Exercise brief >> Extract every line below that contains the word "overig".

Stored data entries
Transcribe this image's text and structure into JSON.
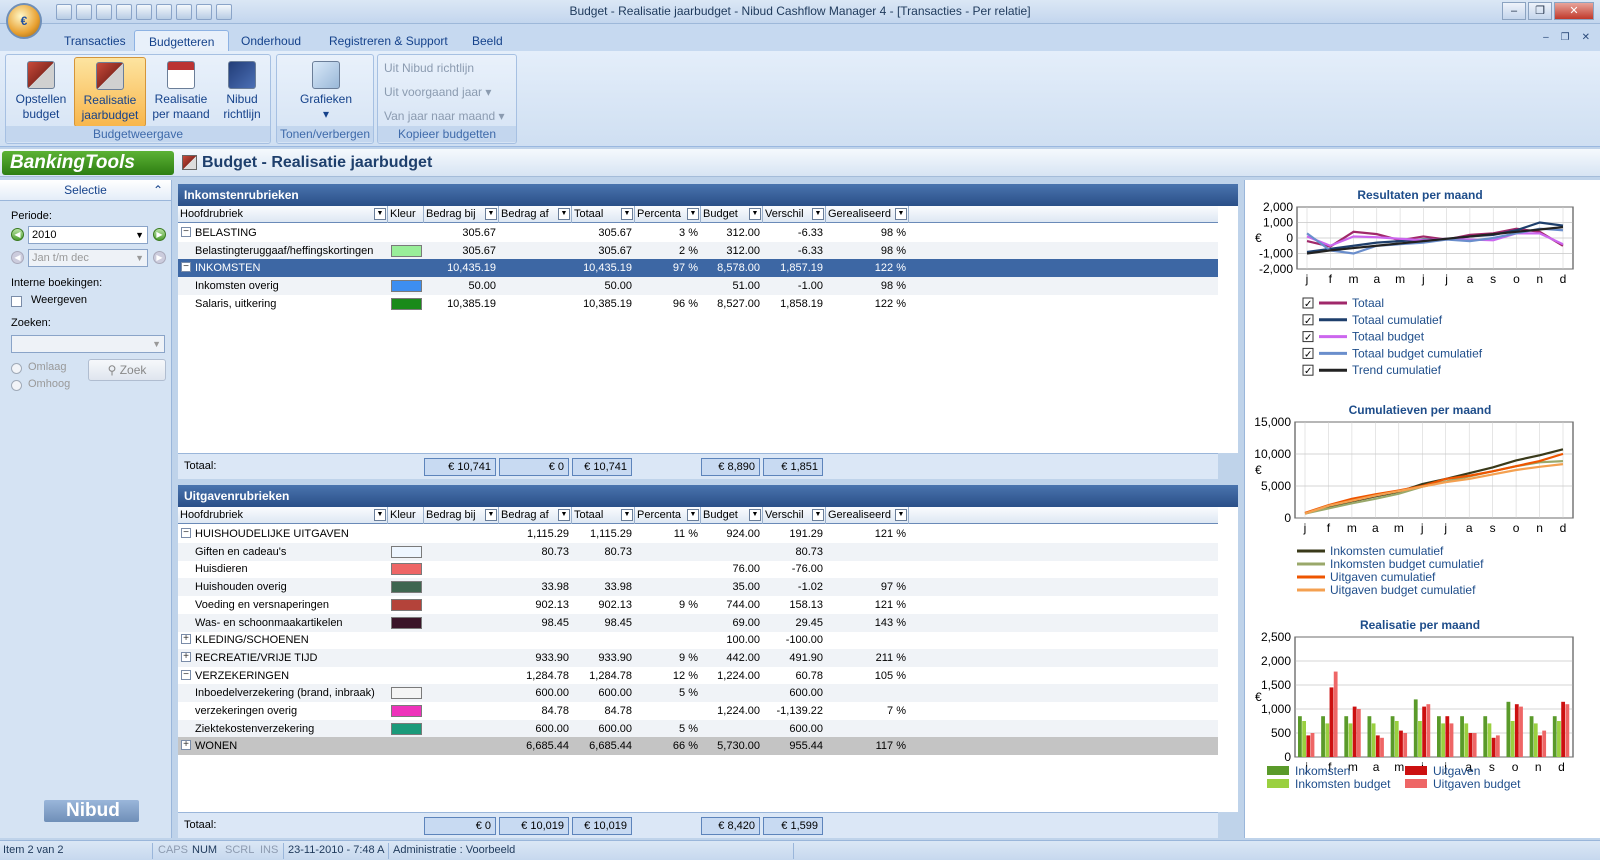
{
  "window_title": "Budget - Realisatie jaarbudget - Nibud Cashflow Manager 4 - [Transacties - Per relatie]",
  "tabs": [
    "Transacties",
    "Budgetteren",
    "Onderhoud",
    "Registreren & Support",
    "Beeld"
  ],
  "ribbon": {
    "group1_label": "Budgetweergave",
    "btn_opstellen": [
      "Opstellen",
      "budget"
    ],
    "btn_realisatie_jaar": [
      "Realisatie",
      "jaarbudget"
    ],
    "btn_realisatie_maand": [
      "Realisatie",
      "per maand"
    ],
    "btn_nibud": [
      "Nibud",
      "richtlijn"
    ],
    "group2_label": "Tonen/verbergen",
    "btn_grafieken": "Grafieken",
    "group3_label": "Kopieer budgetten",
    "uit_nibud": "Uit Nibud richtlijn",
    "uit_voorgaand": "Uit voorgaand jaar",
    "van_jaar": "Van jaar naar maand"
  },
  "logo_text": "BankingTools",
  "page_title": "Budget - Realisatie jaarbudget",
  "sidebar": {
    "header": "Selectie",
    "periode_label": "Periode:",
    "year_value": "2010",
    "month_range": "Jan t/m dec",
    "interne_label": "Interne boekingen:",
    "weergeven": "Weergeven",
    "zoeken_label": "Zoeken:",
    "omlaag": "Omlaag",
    "omhoog": "Omhoog",
    "zoek_button": "Zoek",
    "nibud_logo": "Nibud"
  },
  "columns": [
    "Hoofdrubriek",
    "Kleur",
    "Bedrag bij",
    "Bedrag af",
    "Totaal",
    "Percenta",
    "Budget",
    "Verschil",
    "Gerealiseerd"
  ],
  "income": {
    "title": "Inkomstenrubrieken",
    "rows": [
      {
        "exp": "−",
        "name": "BELASTING",
        "color": "",
        "bij": "305.67",
        "af": "",
        "tot": "305.67",
        "pct": "3 %",
        "bud": "312.00",
        "ver": "-6.33",
        "ger": "98 %",
        "bold": true
      },
      {
        "exp": "",
        "name": "Belastingteruggaaf/heffingskortingen",
        "color": "#99ee99",
        "bij": "305.67",
        "af": "",
        "tot": "305.67",
        "pct": "2 %",
        "bud": "312.00",
        "ver": "-6.33",
        "ger": "98 %"
      },
      {
        "exp": "−",
        "name": "INKOMSTEN",
        "color": "",
        "bij": "10,435.19",
        "af": "",
        "tot": "10,435.19",
        "pct": "97 %",
        "bud": "8,578.00",
        "ver": "1,857.19",
        "ger": "122 %",
        "sel": true
      },
      {
        "exp": "",
        "name": "Inkomsten overig",
        "color": "#3d8ef0",
        "bij": "50.00",
        "af": "",
        "tot": "50.00",
        "pct": "",
        "bud": "51.00",
        "ver": "-1.00",
        "ger": "98 %"
      },
      {
        "exp": "",
        "name": "Salaris, uitkering",
        "color": "#1a8a1a",
        "bij": "10,385.19",
        "af": "",
        "tot": "10,385.19",
        "pct": "96 %",
        "bud": "8,527.00",
        "ver": "1,858.19",
        "ger": "122 %"
      }
    ],
    "footer": {
      "label": "Totaal:",
      "bij": "€ 10,741",
      "af": "€ 0",
      "tot": "€ 10,741",
      "bud": "€ 8,890",
      "ver": "€ 1,851"
    }
  },
  "expense": {
    "title": "Uitgavenrubrieken",
    "rows": [
      {
        "exp": "−",
        "name": "HUISHOUDELIJKE UITGAVEN",
        "color": "",
        "bij": "",
        "af": "1,115.29",
        "tot": "1,115.29",
        "pct": "11 %",
        "bud": "924.00",
        "ver": "191.29",
        "ger": "121 %"
      },
      {
        "exp": "",
        "name": "Giften en cadeau's",
        "color": "#eef6ff",
        "bij": "",
        "af": "80.73",
        "tot": "80.73",
        "pct": "",
        "bud": "",
        "ver": "80.73",
        "ger": ""
      },
      {
        "exp": "",
        "name": "Huisdieren",
        "color": "#ee6666",
        "bij": "",
        "af": "",
        "tot": "",
        "pct": "",
        "bud": "76.00",
        "ver": "-76.00",
        "ger": ""
      },
      {
        "exp": "",
        "name": "Huishouden overig",
        "color": "#3e6650",
        "bij": "",
        "af": "33.98",
        "tot": "33.98",
        "pct": "",
        "bud": "35.00",
        "ver": "-1.02",
        "ger": "97 %"
      },
      {
        "exp": "",
        "name": "Voeding en versnaperingen",
        "color": "#b4433a",
        "bij": "",
        "af": "902.13",
        "tot": "902.13",
        "pct": "9 %",
        "bud": "744.00",
        "ver": "158.13",
        "ger": "121 %"
      },
      {
        "exp": "",
        "name": "Was- en schoonmaakartikelen",
        "color": "#3a1428",
        "bij": "",
        "af": "98.45",
        "tot": "98.45",
        "pct": "",
        "bud": "69.00",
        "ver": "29.45",
        "ger": "143 %"
      },
      {
        "exp": "+",
        "name": "KLEDING/SCHOENEN",
        "color": "",
        "bij": "",
        "af": "",
        "tot": "",
        "pct": "",
        "bud": "100.00",
        "ver": "-100.00",
        "ger": ""
      },
      {
        "exp": "+",
        "name": "RECREATIE/VRIJE TIJD",
        "color": "",
        "bij": "",
        "af": "933.90",
        "tot": "933.90",
        "pct": "9 %",
        "bud": "442.00",
        "ver": "491.90",
        "ger": "211 %"
      },
      {
        "exp": "−",
        "name": "VERZEKERINGEN",
        "color": "",
        "bij": "",
        "af": "1,284.78",
        "tot": "1,284.78",
        "pct": "12 %",
        "bud": "1,224.00",
        "ver": "60.78",
        "ger": "105 %"
      },
      {
        "exp": "",
        "name": "Inboedelverzekering (brand, inbraak)",
        "color": "#f4f4f4",
        "bij": "",
        "af": "600.00",
        "tot": "600.00",
        "pct": "5 %",
        "bud": "",
        "ver": "600.00",
        "ger": ""
      },
      {
        "exp": "",
        "name": "verzekeringen overig",
        "color": "#ee33bb",
        "bij": "",
        "af": "84.78",
        "tot": "84.78",
        "pct": "",
        "bud": "1,224.00",
        "ver": "-1,139.22",
        "ger": "7 %"
      },
      {
        "exp": "",
        "name": "Ziektekostenverzekering",
        "color": "#1a9a7a",
        "bij": "",
        "af": "600.00",
        "tot": "600.00",
        "pct": "5 %",
        "bud": "",
        "ver": "600.00",
        "ger": ""
      },
      {
        "exp": "+",
        "name": "WONEN",
        "color": "",
        "bij": "",
        "af": "6,685.44",
        "tot": "6,685.44",
        "pct": "66 %",
        "bud": "5,730.00",
        "ver": "955.44",
        "ger": "117 %",
        "grey": true
      }
    ],
    "footer": {
      "label": "Totaal:",
      "bij": "€ 0",
      "af": "€ 10,019",
      "tot": "€ 10,019",
      "bud": "€ 8,420",
      "ver": "€ 1,599"
    }
  },
  "chart_data": [
    {
      "type": "line",
      "title": "Resultaten per maand",
      "ylabel": "€",
      "categories": [
        "j",
        "f",
        "m",
        "a",
        "m",
        "j",
        "j",
        "a",
        "s",
        "o",
        "n",
        "d"
      ],
      "ylim": [
        -2000,
        2000
      ],
      "yticks": [
        "2,000",
        "1,000",
        "0",
        "-1,000",
        "-2,000"
      ],
      "series": [
        {
          "name": "Totaal",
          "color": "#a0286a",
          "values": [
            -200,
            -550,
            400,
            250,
            -150,
            100,
            -100,
            200,
            300,
            600,
            400,
            -500
          ]
        },
        {
          "name": "Totaal cumulatief",
          "color": "#1e3f6c",
          "values": [
            -900,
            -700,
            -500,
            -300,
            -200,
            -100,
            -100,
            100,
            200,
            500,
            1000,
            800
          ]
        },
        {
          "name": "Totaal budget",
          "color": "#cc66ee",
          "values": [
            100,
            -500,
            100,
            50,
            -50,
            -150,
            -50,
            -100,
            -150,
            300,
            300,
            -400
          ]
        },
        {
          "name": "Totaal budget cumulatief",
          "color": "#6a8ecc",
          "values": [
            300,
            -800,
            -1000,
            -500,
            -400,
            -300,
            -100,
            -200,
            0,
            300,
            600,
            500
          ]
        },
        {
          "name": "Trend cumulatief",
          "color": "#222222",
          "values": [
            -1000,
            -800,
            -650,
            -500,
            -350,
            -200,
            -50,
            100,
            250,
            400,
            550,
            700
          ]
        }
      ]
    },
    {
      "type": "line",
      "title": "Cumulatieven per maand",
      "ylabel": "€",
      "categories": [
        "j",
        "f",
        "m",
        "a",
        "m",
        "j",
        "j",
        "a",
        "s",
        "o",
        "n",
        "d"
      ],
      "ylim": [
        0,
        15000
      ],
      "yticks": [
        "15,000",
        "10,000",
        "5,000",
        "0"
      ],
      "series": [
        {
          "name": "Inkomsten cumulatief",
          "color": "#3a3a1a",
          "values": [
            700,
            1700,
            2600,
            3400,
            4100,
            5300,
            6100,
            7000,
            7900,
            9000,
            9800,
            10741
          ]
        },
        {
          "name": "Inkomsten budget cumulatief",
          "color": "#9aa86a",
          "values": [
            700,
            1500,
            2300,
            3000,
            3800,
            4900,
            5700,
            6500,
            7300,
            8100,
            8700,
            8890
          ]
        },
        {
          "name": "Uitgaven cumulatief",
          "color": "#ee5500",
          "values": [
            800,
            2000,
            3000,
            3700,
            4300,
            5000,
            6100,
            6600,
            7300,
            8100,
            8900,
            10019
          ]
        },
        {
          "name": "Uitgaven budget cumulatief",
          "color": "#f4a050",
          "values": [
            700,
            1900,
            2700,
            3500,
            4200,
            4900,
            5600,
            6100,
            6800,
            7500,
            8000,
            8420
          ]
        }
      ]
    },
    {
      "type": "bar",
      "title": "Realisatie per maand",
      "ylabel": "€",
      "categories": [
        "j",
        "f",
        "m",
        "a",
        "m",
        "j",
        "j",
        "a",
        "s",
        "o",
        "n",
        "d"
      ],
      "ylim": [
        0,
        2500
      ],
      "yticks": [
        "2,500",
        "2,000",
        "1,500",
        "1,000",
        "500",
        "0"
      ],
      "series": [
        {
          "name": "Inkomsten",
          "color": "#5a9a2a",
          "values": [
            850,
            850,
            850,
            850,
            850,
            1200,
            850,
            850,
            850,
            1150,
            850,
            850
          ]
        },
        {
          "name": "Inkomsten budget",
          "color": "#9ad040",
          "values": [
            750,
            700,
            700,
            700,
            750,
            750,
            700,
            700,
            700,
            750,
            700,
            750
          ]
        },
        {
          "name": "Uitgaven",
          "color": "#cc1010",
          "values": [
            450,
            1450,
            1050,
            450,
            550,
            1050,
            850,
            500,
            400,
            1100,
            450,
            1150
          ]
        },
        {
          "name": "Uitgaven budget",
          "color": "#ee6666",
          "values": [
            500,
            1780,
            1000,
            400,
            500,
            1100,
            700,
            500,
            450,
            1050,
            550,
            1100
          ]
        }
      ]
    }
  ],
  "status": {
    "item": "Item 2 van 2",
    "caps": "CAPS",
    "num": "NUM",
    "scrl": "SCRL",
    "ins": "INS",
    "datetime": "23-11-2010 - 7:48 A",
    "admin": "Administratie : Voorbeeld"
  }
}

Exercise answer >>
        "name": "Inkomsten overig",
        "name": "Huishouden overig",
        "name": "verzekeringen overig",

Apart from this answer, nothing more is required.